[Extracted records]
━━━

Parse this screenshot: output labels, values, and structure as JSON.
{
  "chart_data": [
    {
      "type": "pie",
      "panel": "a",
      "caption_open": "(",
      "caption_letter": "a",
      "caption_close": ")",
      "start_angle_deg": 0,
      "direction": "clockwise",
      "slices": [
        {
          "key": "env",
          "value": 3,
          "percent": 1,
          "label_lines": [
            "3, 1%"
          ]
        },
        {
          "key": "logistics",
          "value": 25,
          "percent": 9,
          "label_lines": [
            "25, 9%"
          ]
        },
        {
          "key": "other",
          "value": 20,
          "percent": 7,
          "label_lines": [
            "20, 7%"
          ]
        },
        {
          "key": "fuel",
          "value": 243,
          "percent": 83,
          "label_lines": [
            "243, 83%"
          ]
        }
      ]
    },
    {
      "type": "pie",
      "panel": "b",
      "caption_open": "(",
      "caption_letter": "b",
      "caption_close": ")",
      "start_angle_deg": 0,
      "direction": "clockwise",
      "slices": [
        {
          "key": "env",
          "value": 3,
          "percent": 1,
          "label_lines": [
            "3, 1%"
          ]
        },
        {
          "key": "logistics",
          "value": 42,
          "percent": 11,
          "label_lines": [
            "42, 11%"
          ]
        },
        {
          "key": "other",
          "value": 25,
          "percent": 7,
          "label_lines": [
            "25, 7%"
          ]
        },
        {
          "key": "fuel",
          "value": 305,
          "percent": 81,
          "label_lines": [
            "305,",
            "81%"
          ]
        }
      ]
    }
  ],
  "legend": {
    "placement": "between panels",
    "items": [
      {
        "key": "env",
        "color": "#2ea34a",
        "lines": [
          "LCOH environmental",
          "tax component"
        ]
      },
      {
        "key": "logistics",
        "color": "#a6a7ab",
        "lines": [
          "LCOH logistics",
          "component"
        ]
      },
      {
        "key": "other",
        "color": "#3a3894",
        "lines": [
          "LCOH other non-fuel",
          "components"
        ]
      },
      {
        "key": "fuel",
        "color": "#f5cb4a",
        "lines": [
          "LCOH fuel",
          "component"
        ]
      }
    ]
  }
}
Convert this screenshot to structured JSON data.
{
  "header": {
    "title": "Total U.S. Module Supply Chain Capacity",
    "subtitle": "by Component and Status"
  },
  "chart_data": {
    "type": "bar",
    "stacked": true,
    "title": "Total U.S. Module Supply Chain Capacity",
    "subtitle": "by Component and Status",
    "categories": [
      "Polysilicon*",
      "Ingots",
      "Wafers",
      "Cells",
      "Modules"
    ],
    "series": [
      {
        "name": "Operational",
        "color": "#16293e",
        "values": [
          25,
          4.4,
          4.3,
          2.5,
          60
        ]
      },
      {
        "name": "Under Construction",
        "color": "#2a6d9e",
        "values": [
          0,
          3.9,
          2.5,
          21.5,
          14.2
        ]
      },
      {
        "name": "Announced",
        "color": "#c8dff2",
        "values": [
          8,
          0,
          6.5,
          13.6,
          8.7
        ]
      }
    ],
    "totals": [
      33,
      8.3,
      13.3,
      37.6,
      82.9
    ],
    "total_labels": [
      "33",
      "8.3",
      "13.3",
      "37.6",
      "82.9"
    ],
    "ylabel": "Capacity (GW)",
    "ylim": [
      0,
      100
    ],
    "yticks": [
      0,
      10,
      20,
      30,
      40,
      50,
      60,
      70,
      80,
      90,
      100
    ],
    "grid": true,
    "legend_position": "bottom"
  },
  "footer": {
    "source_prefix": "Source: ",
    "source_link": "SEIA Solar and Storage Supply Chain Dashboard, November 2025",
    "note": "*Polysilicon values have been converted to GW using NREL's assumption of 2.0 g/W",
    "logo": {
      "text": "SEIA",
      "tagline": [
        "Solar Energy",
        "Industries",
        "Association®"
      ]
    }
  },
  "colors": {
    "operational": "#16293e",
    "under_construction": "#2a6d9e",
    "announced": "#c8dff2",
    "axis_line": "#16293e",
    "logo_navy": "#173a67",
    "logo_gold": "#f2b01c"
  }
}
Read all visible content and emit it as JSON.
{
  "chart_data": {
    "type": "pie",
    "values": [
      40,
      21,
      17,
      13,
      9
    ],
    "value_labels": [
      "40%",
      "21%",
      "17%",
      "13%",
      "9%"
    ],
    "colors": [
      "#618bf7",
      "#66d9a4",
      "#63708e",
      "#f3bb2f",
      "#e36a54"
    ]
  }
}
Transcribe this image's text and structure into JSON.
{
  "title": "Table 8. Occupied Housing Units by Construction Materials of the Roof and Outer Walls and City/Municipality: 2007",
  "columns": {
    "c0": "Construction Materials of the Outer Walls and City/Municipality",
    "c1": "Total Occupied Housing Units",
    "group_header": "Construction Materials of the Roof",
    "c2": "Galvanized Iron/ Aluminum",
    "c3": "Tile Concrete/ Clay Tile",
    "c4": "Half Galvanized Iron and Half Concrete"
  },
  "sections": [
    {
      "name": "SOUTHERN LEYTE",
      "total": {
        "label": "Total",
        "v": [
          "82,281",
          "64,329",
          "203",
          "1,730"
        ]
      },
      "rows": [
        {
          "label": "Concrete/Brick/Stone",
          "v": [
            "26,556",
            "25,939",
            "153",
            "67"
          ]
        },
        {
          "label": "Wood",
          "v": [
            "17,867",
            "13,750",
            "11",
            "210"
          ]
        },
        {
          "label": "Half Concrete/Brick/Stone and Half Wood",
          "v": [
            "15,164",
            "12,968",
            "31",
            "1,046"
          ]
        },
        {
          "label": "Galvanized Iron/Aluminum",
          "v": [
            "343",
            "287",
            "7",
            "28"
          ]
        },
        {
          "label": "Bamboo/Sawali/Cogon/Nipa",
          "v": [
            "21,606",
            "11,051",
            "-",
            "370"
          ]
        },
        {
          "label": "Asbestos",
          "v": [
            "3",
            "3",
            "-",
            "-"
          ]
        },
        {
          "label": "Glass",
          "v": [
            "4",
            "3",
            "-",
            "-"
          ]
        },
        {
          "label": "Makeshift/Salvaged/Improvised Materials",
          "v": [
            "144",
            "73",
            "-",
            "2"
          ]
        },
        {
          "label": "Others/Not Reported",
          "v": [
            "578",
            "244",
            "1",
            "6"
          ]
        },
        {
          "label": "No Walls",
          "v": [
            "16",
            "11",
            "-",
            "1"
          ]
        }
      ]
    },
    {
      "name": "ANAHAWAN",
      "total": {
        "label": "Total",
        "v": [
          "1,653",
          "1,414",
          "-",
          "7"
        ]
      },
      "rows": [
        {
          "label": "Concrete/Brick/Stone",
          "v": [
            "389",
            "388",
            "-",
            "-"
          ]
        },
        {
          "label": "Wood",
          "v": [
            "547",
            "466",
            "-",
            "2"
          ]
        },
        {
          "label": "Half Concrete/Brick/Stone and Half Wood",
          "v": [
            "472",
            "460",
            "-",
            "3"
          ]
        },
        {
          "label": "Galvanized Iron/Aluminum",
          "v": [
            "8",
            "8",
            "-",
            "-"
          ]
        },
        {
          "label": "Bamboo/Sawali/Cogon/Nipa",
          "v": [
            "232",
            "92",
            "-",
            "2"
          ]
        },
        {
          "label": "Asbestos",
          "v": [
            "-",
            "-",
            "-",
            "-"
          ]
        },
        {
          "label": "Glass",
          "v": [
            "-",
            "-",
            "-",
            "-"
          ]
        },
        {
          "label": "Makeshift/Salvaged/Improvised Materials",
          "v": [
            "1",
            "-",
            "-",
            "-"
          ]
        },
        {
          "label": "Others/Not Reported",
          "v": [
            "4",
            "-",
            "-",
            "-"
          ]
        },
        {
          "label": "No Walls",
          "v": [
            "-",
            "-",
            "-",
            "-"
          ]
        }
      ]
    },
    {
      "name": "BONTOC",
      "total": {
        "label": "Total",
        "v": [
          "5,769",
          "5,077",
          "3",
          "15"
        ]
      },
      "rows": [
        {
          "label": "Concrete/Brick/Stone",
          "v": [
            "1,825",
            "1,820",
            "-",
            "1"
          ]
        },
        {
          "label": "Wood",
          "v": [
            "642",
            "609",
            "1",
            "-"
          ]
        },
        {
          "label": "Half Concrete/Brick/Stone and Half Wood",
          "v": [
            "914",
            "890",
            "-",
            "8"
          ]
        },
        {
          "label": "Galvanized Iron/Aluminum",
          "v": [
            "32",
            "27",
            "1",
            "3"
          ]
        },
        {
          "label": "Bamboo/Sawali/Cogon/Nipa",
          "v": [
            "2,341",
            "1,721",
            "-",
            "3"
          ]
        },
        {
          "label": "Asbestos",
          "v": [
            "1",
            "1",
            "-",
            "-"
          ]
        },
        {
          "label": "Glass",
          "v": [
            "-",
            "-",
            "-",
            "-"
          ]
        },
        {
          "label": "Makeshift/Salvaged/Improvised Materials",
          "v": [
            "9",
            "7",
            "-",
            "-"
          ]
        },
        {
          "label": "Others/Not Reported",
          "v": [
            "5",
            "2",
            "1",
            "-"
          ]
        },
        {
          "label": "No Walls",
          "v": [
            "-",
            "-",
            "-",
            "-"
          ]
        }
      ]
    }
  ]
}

━━━

Goal: Among the records above, how many lines carry the string "text"? Reply with the number alone.

Correct output: 2